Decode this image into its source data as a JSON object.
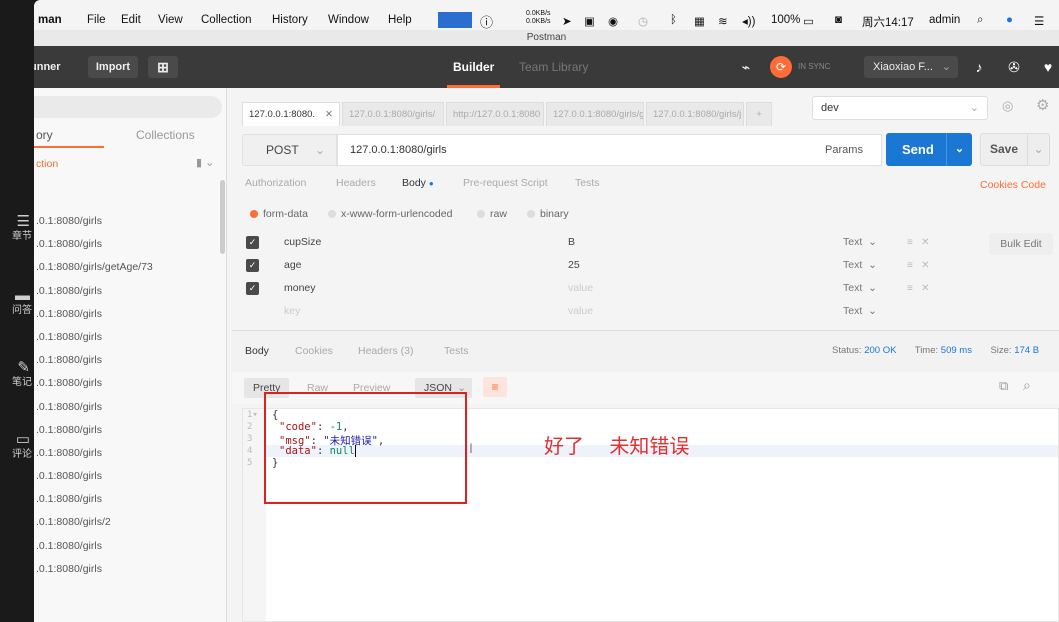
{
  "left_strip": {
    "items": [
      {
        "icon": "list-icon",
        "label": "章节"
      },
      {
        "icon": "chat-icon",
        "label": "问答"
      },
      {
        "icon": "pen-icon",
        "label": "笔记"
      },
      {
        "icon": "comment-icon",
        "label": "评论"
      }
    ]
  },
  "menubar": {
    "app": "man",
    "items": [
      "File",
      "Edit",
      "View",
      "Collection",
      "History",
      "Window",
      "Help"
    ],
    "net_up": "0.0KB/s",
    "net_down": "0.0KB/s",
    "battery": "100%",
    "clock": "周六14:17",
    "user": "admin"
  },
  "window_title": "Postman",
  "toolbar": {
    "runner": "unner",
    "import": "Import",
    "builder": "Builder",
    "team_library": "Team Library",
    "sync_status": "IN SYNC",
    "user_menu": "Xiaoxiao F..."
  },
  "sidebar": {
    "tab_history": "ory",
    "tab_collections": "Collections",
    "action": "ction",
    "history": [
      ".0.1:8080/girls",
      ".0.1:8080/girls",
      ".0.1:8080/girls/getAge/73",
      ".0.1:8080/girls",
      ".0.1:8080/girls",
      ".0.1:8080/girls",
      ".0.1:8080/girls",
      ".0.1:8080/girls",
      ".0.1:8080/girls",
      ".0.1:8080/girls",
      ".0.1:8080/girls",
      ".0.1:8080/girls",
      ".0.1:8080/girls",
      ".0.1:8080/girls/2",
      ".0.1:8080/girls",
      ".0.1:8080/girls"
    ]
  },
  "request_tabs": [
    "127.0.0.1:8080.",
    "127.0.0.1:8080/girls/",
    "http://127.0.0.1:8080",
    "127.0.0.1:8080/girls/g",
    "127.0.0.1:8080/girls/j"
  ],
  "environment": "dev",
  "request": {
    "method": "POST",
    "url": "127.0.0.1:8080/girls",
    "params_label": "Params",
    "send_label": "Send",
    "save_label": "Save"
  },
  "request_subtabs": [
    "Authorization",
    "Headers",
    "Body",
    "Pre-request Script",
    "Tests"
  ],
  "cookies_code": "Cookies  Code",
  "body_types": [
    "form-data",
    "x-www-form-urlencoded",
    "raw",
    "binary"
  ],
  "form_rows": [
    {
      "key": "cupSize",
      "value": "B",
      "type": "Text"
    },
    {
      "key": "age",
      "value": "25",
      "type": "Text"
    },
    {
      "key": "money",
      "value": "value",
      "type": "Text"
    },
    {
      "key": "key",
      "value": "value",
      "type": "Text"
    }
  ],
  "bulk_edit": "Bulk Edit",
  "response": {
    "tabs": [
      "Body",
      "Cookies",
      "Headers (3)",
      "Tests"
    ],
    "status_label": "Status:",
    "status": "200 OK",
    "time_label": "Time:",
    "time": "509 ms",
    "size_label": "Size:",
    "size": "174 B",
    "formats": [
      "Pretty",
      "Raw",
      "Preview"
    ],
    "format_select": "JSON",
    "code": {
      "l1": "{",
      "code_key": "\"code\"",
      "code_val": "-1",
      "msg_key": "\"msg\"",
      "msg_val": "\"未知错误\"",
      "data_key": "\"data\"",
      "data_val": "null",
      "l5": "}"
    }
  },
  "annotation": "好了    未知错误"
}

····················

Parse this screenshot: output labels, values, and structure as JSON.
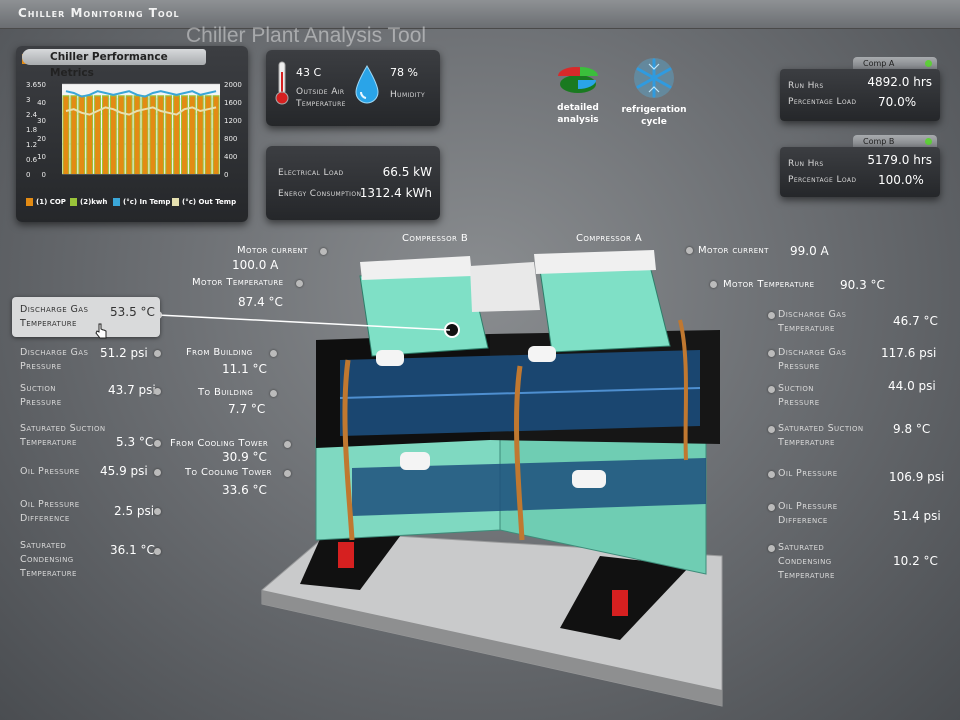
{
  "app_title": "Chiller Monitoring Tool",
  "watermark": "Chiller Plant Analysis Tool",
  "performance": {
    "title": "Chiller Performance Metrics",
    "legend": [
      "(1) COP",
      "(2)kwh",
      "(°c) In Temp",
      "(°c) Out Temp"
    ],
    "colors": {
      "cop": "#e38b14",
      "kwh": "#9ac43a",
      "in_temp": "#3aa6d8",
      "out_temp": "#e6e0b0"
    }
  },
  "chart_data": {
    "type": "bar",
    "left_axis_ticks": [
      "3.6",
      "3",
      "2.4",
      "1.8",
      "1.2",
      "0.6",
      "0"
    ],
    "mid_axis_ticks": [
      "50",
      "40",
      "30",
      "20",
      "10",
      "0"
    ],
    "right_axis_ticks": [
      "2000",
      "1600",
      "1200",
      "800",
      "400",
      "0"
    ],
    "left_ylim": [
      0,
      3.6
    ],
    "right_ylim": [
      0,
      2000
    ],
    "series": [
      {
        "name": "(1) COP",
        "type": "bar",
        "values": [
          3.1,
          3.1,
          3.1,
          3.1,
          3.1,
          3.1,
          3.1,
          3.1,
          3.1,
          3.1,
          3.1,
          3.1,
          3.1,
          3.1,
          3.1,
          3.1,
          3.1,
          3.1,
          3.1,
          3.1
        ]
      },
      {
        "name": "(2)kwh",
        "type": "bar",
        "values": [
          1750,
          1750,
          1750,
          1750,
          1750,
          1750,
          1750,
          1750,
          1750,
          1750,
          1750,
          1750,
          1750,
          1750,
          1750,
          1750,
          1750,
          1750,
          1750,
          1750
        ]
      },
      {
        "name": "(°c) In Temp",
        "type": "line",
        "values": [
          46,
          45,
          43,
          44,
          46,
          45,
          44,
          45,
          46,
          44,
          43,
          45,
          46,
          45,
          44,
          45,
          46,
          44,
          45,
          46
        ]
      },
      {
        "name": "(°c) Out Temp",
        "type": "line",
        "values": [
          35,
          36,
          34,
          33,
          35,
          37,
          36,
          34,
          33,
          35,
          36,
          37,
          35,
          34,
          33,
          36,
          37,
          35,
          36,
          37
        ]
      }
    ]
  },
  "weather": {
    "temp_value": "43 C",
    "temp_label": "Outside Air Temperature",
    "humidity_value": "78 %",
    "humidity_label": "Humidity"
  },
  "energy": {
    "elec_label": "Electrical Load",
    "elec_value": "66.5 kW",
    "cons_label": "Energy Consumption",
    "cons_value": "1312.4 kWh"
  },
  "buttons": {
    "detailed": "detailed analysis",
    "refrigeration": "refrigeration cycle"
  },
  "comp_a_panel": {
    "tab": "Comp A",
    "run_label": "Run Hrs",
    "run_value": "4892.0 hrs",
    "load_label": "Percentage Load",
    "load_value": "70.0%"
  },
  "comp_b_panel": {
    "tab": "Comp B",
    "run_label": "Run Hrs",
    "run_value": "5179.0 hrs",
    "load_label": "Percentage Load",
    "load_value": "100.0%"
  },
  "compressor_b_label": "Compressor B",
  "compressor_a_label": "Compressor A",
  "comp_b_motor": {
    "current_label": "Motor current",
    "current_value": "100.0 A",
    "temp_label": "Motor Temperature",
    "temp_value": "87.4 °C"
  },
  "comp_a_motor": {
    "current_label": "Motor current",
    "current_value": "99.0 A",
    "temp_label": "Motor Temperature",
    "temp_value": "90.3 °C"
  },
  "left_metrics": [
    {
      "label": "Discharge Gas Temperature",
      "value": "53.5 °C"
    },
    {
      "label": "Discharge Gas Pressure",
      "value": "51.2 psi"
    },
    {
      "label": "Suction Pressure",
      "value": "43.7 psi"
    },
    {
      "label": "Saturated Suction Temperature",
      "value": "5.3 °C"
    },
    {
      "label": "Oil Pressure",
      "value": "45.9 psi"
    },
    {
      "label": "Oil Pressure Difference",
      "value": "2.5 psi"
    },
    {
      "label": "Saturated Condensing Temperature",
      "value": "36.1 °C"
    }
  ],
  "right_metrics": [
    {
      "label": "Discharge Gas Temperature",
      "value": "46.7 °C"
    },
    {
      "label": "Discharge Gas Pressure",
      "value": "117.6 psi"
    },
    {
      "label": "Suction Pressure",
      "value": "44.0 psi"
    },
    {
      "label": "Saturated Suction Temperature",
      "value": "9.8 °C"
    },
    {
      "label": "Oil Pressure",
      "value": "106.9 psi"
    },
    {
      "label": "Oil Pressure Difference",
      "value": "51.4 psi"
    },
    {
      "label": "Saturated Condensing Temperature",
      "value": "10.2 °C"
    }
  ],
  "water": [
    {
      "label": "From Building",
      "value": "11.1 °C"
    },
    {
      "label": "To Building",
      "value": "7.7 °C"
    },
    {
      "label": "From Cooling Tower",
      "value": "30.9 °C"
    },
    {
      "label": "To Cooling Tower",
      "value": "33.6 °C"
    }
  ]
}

····················

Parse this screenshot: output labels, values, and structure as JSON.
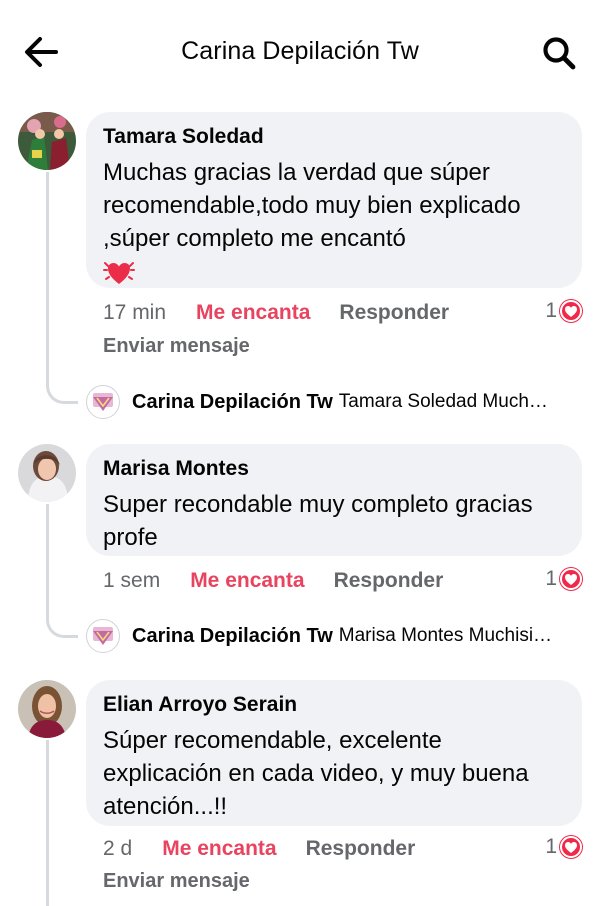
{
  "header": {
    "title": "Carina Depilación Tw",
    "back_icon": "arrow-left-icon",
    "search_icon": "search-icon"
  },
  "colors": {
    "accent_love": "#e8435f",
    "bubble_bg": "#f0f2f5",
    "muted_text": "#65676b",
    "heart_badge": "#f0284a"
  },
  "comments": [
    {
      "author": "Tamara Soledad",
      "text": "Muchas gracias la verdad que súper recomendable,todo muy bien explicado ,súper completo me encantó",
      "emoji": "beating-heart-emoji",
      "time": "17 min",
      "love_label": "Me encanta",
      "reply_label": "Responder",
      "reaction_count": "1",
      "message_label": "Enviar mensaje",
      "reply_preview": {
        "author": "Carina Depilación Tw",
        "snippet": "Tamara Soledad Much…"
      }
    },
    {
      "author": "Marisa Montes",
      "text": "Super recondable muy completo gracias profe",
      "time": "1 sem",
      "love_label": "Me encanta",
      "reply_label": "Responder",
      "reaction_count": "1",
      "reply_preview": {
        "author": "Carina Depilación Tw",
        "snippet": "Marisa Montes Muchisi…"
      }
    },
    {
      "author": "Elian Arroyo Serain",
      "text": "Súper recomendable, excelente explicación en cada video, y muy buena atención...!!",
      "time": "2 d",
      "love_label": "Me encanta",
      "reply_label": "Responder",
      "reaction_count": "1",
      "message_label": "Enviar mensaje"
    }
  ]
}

····················

What you have to do: Copy out every line of the listing that includes the string "Soledad".

The reply:
      "author": "Tamara Soledad",
        "snippet": "Tamara Soledad Much…"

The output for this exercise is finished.